**Written instruction:** Repeat the whole of the data, keeping every detail the same.

**Records for this exercise:**
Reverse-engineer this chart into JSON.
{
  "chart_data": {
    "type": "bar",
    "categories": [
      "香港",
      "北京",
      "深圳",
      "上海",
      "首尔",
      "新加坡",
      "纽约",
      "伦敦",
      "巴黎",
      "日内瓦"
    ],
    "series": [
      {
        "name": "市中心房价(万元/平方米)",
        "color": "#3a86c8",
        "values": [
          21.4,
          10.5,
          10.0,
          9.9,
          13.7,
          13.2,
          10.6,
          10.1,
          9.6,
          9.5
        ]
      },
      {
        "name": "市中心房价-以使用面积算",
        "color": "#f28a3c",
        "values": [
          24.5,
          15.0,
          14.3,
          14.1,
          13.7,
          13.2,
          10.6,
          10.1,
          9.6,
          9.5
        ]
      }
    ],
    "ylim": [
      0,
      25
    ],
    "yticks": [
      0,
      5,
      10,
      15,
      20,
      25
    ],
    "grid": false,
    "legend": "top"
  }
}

**Solution:**
Reverse-engineer this chart into JSON.
{
  "chart_data": {
    "type": "bar",
    "categories": [
      "香港",
      "北京",
      "深圳",
      "上海",
      "首尔",
      "新加坡",
      "纽约",
      "伦敦",
      "巴黎",
      "日内瓦"
    ],
    "series": [
      {
        "name": "市中心房价(万元/平方米)",
        "color": "#3a86c8",
        "values": [
          21.4,
          10.5,
          10.0,
          9.9,
          13.7,
          13.2,
          10.6,
          10.1,
          9.6,
          9.5
        ]
      },
      {
        "name": "市中心房价-以使用面积算",
        "color": "#f28a3c",
        "values": [
          24.5,
          15.0,
          14.3,
          14.1,
          13.7,
          13.2,
          10.6,
          10.1,
          9.6,
          9.5
        ]
      }
    ],
    "ylim": [
      0,
      25
    ],
    "yticks": [
      0,
      5,
      10,
      15,
      20,
      25
    ],
    "grid": false,
    "legend": "top"
  }
}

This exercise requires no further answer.